● Exercise aim:
Your task is to retype each line of the data below exactly.

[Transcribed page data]
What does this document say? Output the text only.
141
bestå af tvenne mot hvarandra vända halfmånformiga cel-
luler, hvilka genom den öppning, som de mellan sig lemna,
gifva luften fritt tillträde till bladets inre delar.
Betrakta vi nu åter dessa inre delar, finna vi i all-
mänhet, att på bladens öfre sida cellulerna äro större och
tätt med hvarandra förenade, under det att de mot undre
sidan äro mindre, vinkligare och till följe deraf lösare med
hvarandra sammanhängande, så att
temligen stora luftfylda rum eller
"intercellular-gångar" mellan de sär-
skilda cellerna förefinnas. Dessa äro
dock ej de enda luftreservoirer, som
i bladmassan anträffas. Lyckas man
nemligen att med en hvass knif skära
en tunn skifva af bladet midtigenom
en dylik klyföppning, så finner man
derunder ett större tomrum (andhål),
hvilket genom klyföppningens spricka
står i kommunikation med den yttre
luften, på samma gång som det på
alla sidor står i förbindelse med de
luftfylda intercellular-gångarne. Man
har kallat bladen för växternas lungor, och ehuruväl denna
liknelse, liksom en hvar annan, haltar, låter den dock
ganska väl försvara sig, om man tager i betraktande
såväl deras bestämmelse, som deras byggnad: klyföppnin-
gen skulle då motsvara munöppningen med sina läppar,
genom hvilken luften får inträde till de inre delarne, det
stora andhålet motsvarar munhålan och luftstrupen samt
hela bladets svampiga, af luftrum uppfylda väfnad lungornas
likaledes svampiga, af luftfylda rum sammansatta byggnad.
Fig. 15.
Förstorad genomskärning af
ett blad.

● Solution to this problem:
What does this document say? Output the text only.
141
bestå af tvenne mot hvarandra vända halfmånformiga cel-
luler, hvilka genom den öppning, som de mellan sig lemna,
gifva luften fritt tillträde till bladets inre delar.
Betrakta vi nu åter dessa inre delar, finna vi i all-
mänhet, att på bladens öfre sida cellulerna äro större och
tätt med hvarandra förenade, under det att de mot undre
sidan äro mindre, vinkligare och till följe deraf lösare med
hvarandra sammanhängande, så att
temligen stora luftfylda rum eller
"intercellular-gångar" mellan de sär-
skilda cellerna förefinnas. Dessa äro
dock ej de enda luftreservoirer, som
i bladmassan anträffas. Lyckas man
nemligen att med en hvass knif skära
en tunn skifva af bladet midtigenom
en dylik klyföppning, så finner man
derunder ett större tomrum (andhål),
hvilket genom klyföppningens spricka
står i kommunikation med den yttre
luften, på samma gång som det på
alla sidor står i förbindelse med de
luftfylda intercellular-gångarne. Man
har kallat bladen för växternas lungor, och ehuruväl denna
liknelse, liksom en hvar annan, haltar, låter den dock
ganska väl försvara sig, om man tager i betraktande
såväl deras bestämmelse, som deras byggnad: klyföppnin-
gen skulle då motsvara munöppningen med sina läppar,
genom hvilken luften får inträde till de inre delarne, det
stora andhålet motsvarar munhålan och luftstrupen samt
hela bladets svampiga, af luftrum uppfylda väfnad lungornas
likaledes svampiga, af luftfylda rum sammansatta byggnad.
Fig. 15.
Förstorad genomskärning af
ett blad.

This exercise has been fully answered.